- **Stored rows**
Begin

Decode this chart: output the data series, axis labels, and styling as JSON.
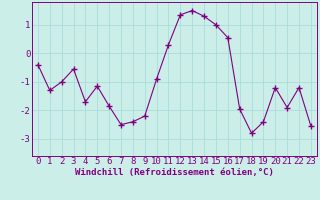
{
  "x": [
    0,
    1,
    2,
    3,
    4,
    5,
    6,
    7,
    8,
    9,
    10,
    11,
    12,
    13,
    14,
    15,
    16,
    17,
    18,
    19,
    20,
    21,
    22,
    23
  ],
  "y": [
    -0.4,
    -1.3,
    -1.0,
    -0.55,
    -1.7,
    -1.15,
    -1.85,
    -2.5,
    -2.4,
    -2.2,
    -0.9,
    0.3,
    1.35,
    1.5,
    1.3,
    1.0,
    0.55,
    -1.95,
    -2.8,
    -2.4,
    -1.2,
    -1.9,
    -1.2,
    -2.55
  ],
  "line_color": "#800080",
  "marker": "+",
  "marker_size": 4,
  "marker_lw": 1.0,
  "line_width": 0.8,
  "bg_color": "#cceee8",
  "grid_color": "#aaddda",
  "xlabel": "Windchill (Refroidissement éolien,°C)",
  "xlabel_fontsize": 6.5,
  "tick_fontsize": 6.5,
  "ylim": [
    -3.6,
    1.8
  ],
  "xlim": [
    -0.5,
    23.5
  ],
  "yticks": [
    -3,
    -2,
    -1,
    0,
    1
  ],
  "xticks": [
    0,
    1,
    2,
    3,
    4,
    5,
    6,
    7,
    8,
    9,
    10,
    11,
    12,
    13,
    14,
    15,
    16,
    17,
    18,
    19,
    20,
    21,
    22,
    23
  ]
}
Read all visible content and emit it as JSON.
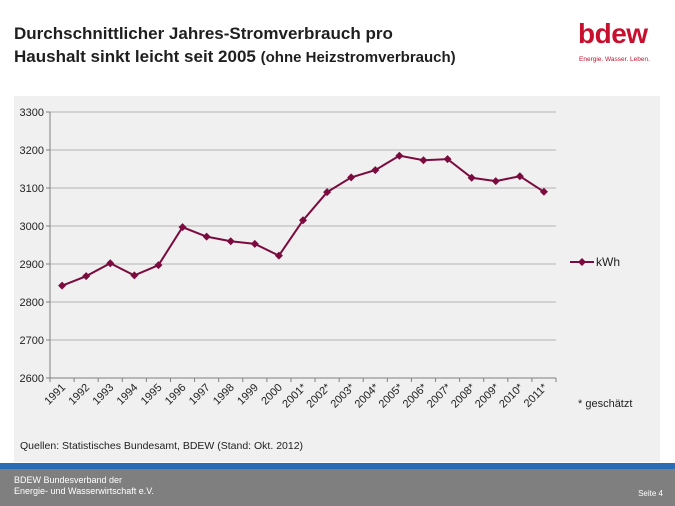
{
  "slide": {
    "title_line1": "Durchschnittlicher Jahres-Stromverbrauch pro",
    "title_line2": "Haushalt sinkt leicht seit 2005",
    "title_sub": "(ohne Heizstromverbrauch)",
    "logo_text": "bdew",
    "logo_tagline": "Energie. Wasser. Leben.",
    "footnote": "* geschätzt",
    "source": "Quellen: Statistisches Bundesamt, BDEW (Stand: Okt. 2012)",
    "footer_org_line1": "BDEW Bundesverband der",
    "footer_org_line2": "Energie- und Wasserwirtschaft e.V.",
    "page_label": "Seite 4",
    "brand_color": "#c8102e",
    "footer_accent": "#2a6db5"
  },
  "chart_data": {
    "type": "line",
    "categories": [
      "1991",
      "1992",
      "1993",
      "1994",
      "1995",
      "1996",
      "1997",
      "1998",
      "1999",
      "2000",
      "2001*",
      "2002*",
      "2003*",
      "2004*",
      "2005*",
      "2006*",
      "2007*",
      "2008*",
      "2009*",
      "2010*",
      "2011*"
    ],
    "series": [
      {
        "name": "kWh",
        "color": "#7b0a3e",
        "values": [
          2843,
          2868,
          2902,
          2870,
          2897,
          2997,
          2972,
          2960,
          2953,
          2922,
          3015,
          3089,
          3128,
          3147,
          3185,
          3173,
          3176,
          3127,
          3118,
          3131,
          3090
        ]
      }
    ],
    "ylim": [
      2600,
      3300
    ],
    "yticks": [
      2600,
      2700,
      2800,
      2900,
      3000,
      3100,
      3200,
      3300
    ],
    "grid": true,
    "legend": "right"
  }
}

End

- **Exercise prompt**
Nothing in the entries above should change when they are printed again, except that the pictures are dropped.

- **Result of this exercise**
Decode this chart: output the data series, axis labels, and styling as JSON.
{
  "x": [
    0,
    1,
    2,
    3,
    4,
    5,
    6,
    7,
    8,
    9,
    10,
    11,
    12,
    13,
    14,
    15,
    16,
    17,
    18,
    19,
    20,
    21,
    22,
    23
  ],
  "y": [
    -0.4,
    -1.3,
    -1.0,
    -0.55,
    -1.7,
    -1.15,
    -1.85,
    -2.5,
    -2.4,
    -2.2,
    -0.9,
    0.3,
    1.35,
    1.5,
    1.3,
    1.0,
    0.55,
    -1.95,
    -2.8,
    -2.4,
    -1.2,
    -1.9,
    -1.2,
    -2.55
  ],
  "line_color": "#800080",
  "marker": "+",
  "marker_size": 4,
  "marker_lw": 1.0,
  "line_width": 0.8,
  "bg_color": "#cceee8",
  "grid_color": "#aaddda",
  "xlabel": "Windchill (Refroidissement éolien,°C)",
  "xlabel_fontsize": 6.5,
  "tick_fontsize": 6.5,
  "ylim": [
    -3.6,
    1.8
  ],
  "xlim": [
    -0.5,
    23.5
  ],
  "yticks": [
    -3,
    -2,
    -1,
    0,
    1
  ],
  "xticks": [
    0,
    1,
    2,
    3,
    4,
    5,
    6,
    7,
    8,
    9,
    10,
    11,
    12,
    13,
    14,
    15,
    16,
    17,
    18,
    19,
    20,
    21,
    22,
    23
  ]
}
Read all visible content and emit it as JSON.
{
  "slide": {
    "title_line1": "Durchschnittlicher Jahres-Stromverbrauch pro",
    "title_line2": "Haushalt sinkt leicht seit 2005",
    "title_sub": "(ohne Heizstromverbrauch)",
    "logo_text": "bdew",
    "logo_tagline": "Energie. Wasser. Leben.",
    "footnote": "* geschätzt",
    "source": "Quellen: Statistisches Bundesamt, BDEW (Stand: Okt. 2012)",
    "footer_org_line1": "BDEW Bundesverband der",
    "footer_org_line2": "Energie- und Wasserwirtschaft e.V.",
    "page_label": "Seite 4",
    "brand_color": "#c8102e",
    "footer_accent": "#2a6db5"
  },
  "chart_data": {
    "type": "line",
    "categories": [
      "1991",
      "1992",
      "1993",
      "1994",
      "1995",
      "1996",
      "1997",
      "1998",
      "1999",
      "2000",
      "2001*",
      "2002*",
      "2003*",
      "2004*",
      "2005*",
      "2006*",
      "2007*",
      "2008*",
      "2009*",
      "2010*",
      "2011*"
    ],
    "series": [
      {
        "name": "kWh",
        "color": "#7b0a3e",
        "values": [
          2843,
          2868,
          2902,
          2870,
          2897,
          2997,
          2972,
          2960,
          2953,
          2922,
          3015,
          3089,
          3128,
          3147,
          3185,
          3173,
          3176,
          3127,
          3118,
          3131,
          3090
        ]
      }
    ],
    "ylim": [
      2600,
      3300
    ],
    "yticks": [
      2600,
      2700,
      2800,
      2900,
      3000,
      3100,
      3200,
      3300
    ],
    "grid": true,
    "legend": "right"
  }
}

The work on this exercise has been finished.